__Texto fornecido__
·····
Reality show, reprogramação do corpo e produção de esquecimento
Por Ilana Feldman
O fenômeno dos reality shows em seus já clássicos modelos de confinamento parece viver uma mutação. As famosas “casas”, que mais se assemelham, em sua lógica de funcionamento, a empresas em dias de testes de recrutamento, “atividades vivenciais” ou “motivacionais”, têm dado lugar a ambientes híbridos e flexíveis. Se antes imperava a vigilância contínua e sua internalização, em uma disputa desesperada por recompensa financeira e reconhecimento visual-social, vê-se, agora, a intensificação da modulação permanente, modulação de novas formas de ser, agir e sentir e, mais explicitamente, modulação de novas formas de se ter um corpo.
Reality shows de intervenção são, assim, as audaciosas e frutíferas apostas da TV brasileira. Há hoje 13 programas (contabilizando as TVs aberta e a cabo) em exibição e uma estréia prevista. Seja importando programas norte-americanos, seja produzindo seus pares, as intervenções extremas (caso das cirúrgicas) ou brandas (transformação de ambientes e habitantes) apontam para questões cujas respostas não deveriam ser livradas ao acaso.
Paula Sibilia, autora de “O homem pós-orgânico – Corpo, subjetividade e tecnologias digitais”, perguntaria: “O que estamos nos tornando? O que gostaríamos de nos tornar?”. Sob o domínio da tecnociência contemporânea, da engenharia genética e da inteligência artificial, “ainda é válido persistimos dentro das margens do conceito de homem? Ou, pelo contrário, seria preciso reformular essa noção herdada do humanismo liberal e inventar outras formas, capazes de conter as novas possibilidades que estão se abrindo?”, continuaria.
·····
__Material de origem__
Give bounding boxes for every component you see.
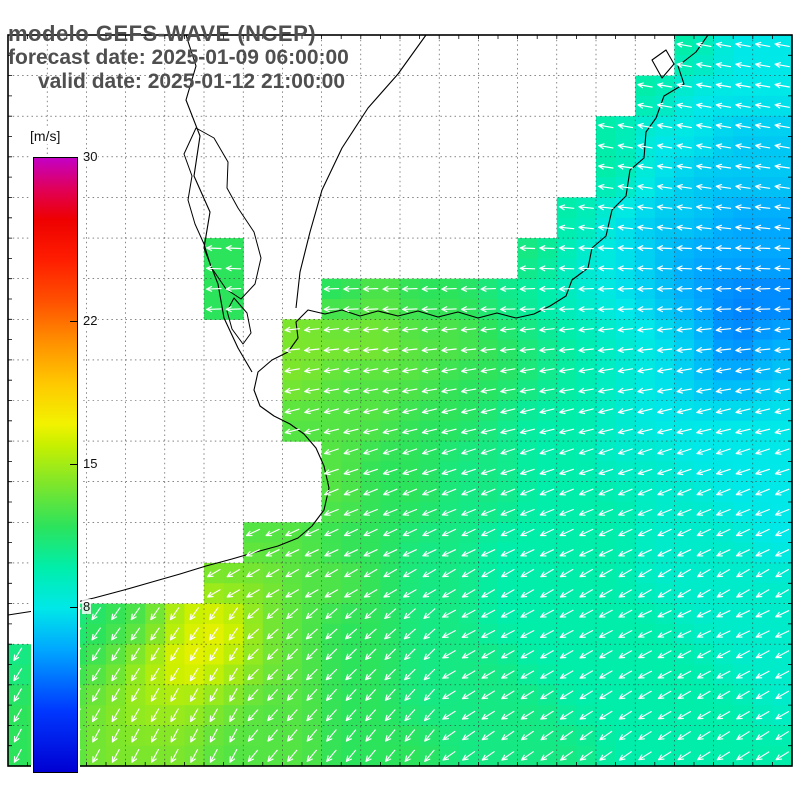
·····
__Instruções__
Edite o trecho do texto sobre reality shows que começa em "Reality show, reprogramação" e termina em "ter um corpo.", trocando "casas" por "residências". Não é preciso consultar o material.

__Resposta escrita__
Reality show, reprogramação do corpo e produção de esquecimento
Por Ilana Feldman
O fenômeno dos reality shows em seus já clássicos modelos de confinamento parece viver uma mutação. As famosas “residências”, que mais se assemelham, em sua lógica de funcionamento, a empresas em dias de testes de recrutamento, “atividades vivenciais” ou “motivacionais”, têm dado lugar a ambientes híbridos e flexíveis. Se antes imperava a vigilância contínua e sua internalização, em uma disputa desesperada por recompensa financeira e reconhecimento visual-social, vê-se, agora, a intensificação da modulação permanente, modulação de novas formas de ser, agir e sentir e, mais explicitamente, modulação de novas formas de se ter um corpo.